*GIVEN PROBLEM*
Find and return each line containing "مرداد".

** Start PROVIDED RECORDS **

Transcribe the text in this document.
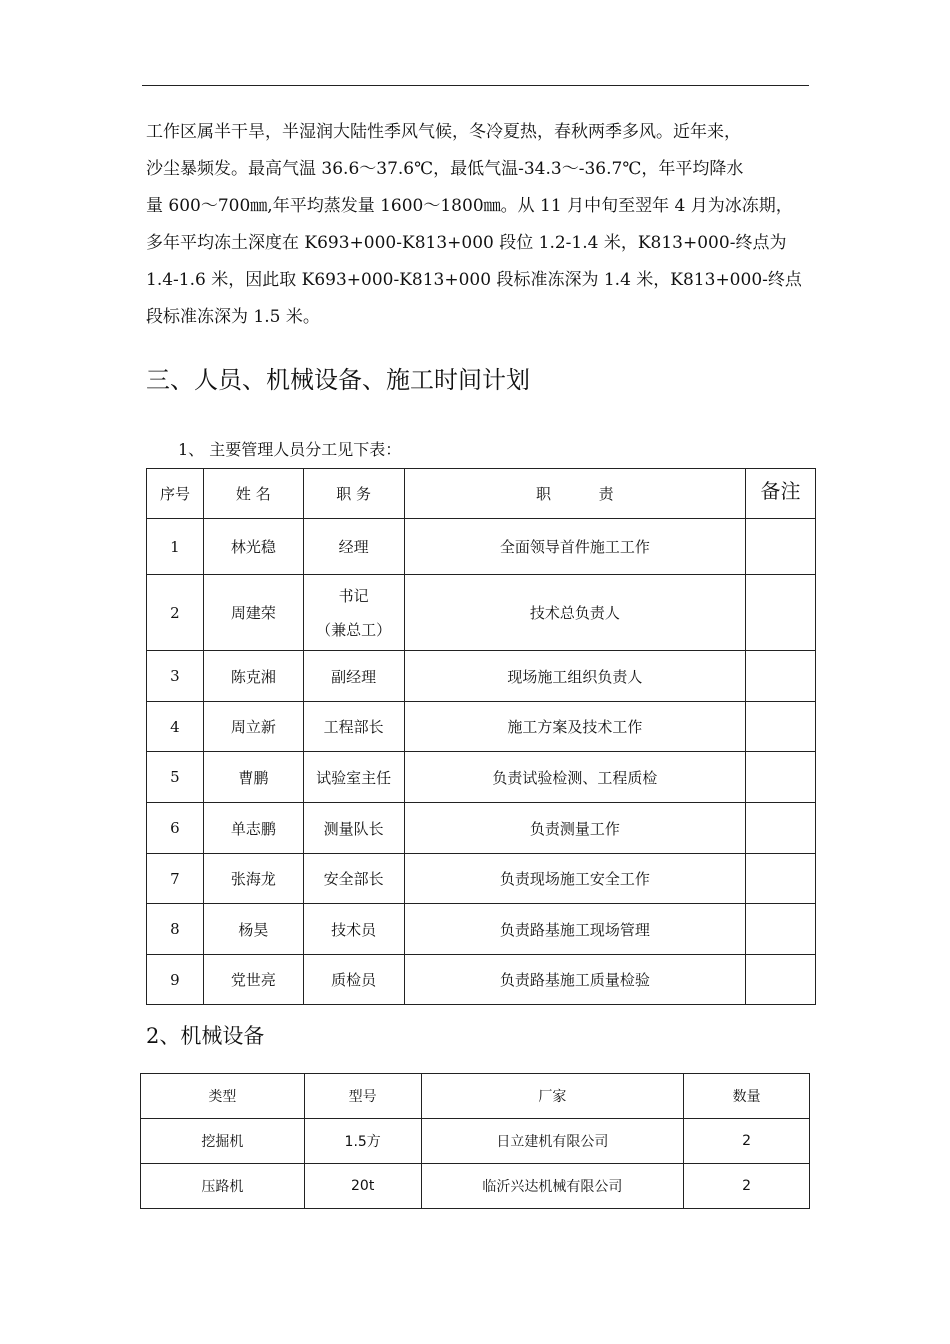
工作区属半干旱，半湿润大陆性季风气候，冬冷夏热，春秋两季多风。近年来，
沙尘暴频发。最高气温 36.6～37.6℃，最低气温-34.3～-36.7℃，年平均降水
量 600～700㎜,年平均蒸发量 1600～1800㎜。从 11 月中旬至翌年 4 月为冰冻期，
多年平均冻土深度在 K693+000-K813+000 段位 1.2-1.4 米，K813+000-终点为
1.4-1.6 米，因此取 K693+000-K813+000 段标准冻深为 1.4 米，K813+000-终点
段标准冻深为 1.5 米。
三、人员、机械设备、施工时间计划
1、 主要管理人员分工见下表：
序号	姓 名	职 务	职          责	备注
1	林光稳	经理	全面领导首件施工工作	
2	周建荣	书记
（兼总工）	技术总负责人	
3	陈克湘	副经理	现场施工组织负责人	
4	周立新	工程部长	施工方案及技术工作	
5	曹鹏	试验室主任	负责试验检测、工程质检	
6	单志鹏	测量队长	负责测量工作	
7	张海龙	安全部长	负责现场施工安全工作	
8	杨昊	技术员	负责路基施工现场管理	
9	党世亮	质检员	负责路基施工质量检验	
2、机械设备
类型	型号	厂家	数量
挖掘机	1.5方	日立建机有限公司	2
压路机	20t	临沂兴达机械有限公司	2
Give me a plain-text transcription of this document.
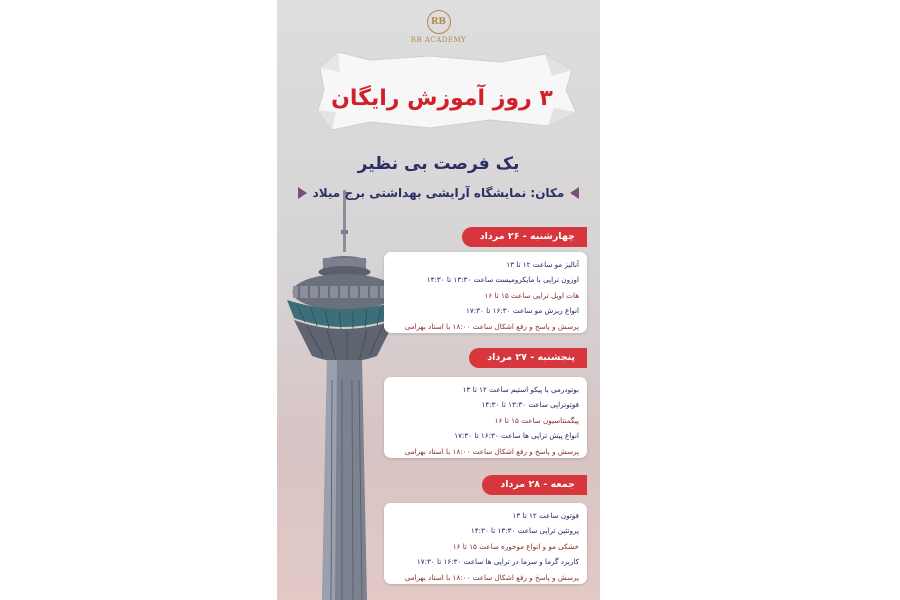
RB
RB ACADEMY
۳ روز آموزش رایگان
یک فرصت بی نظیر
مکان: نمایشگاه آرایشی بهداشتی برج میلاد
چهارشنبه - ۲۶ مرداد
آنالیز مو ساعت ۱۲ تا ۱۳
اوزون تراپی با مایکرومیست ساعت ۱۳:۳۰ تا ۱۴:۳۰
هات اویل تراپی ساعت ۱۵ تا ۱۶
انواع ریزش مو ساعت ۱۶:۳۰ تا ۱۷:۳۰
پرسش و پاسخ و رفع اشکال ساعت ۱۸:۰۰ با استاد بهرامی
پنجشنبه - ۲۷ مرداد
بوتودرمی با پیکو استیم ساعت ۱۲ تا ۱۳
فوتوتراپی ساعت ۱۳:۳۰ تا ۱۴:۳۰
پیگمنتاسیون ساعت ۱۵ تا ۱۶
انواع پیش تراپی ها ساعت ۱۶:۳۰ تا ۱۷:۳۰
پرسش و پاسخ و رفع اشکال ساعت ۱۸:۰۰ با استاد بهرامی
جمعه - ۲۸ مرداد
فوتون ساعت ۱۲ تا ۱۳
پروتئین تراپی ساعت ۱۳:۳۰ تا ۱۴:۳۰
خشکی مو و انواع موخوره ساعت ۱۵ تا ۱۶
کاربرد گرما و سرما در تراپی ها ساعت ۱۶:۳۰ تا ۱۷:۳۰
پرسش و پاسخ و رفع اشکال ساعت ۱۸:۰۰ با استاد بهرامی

** End PROVIDED RECORDS **

*EXERCISE SOLUTION*
چهارشنبه - ۲۶ مرداد
پنجشنبه - ۲۷ مرداد
جمعه - ۲۸ مرداد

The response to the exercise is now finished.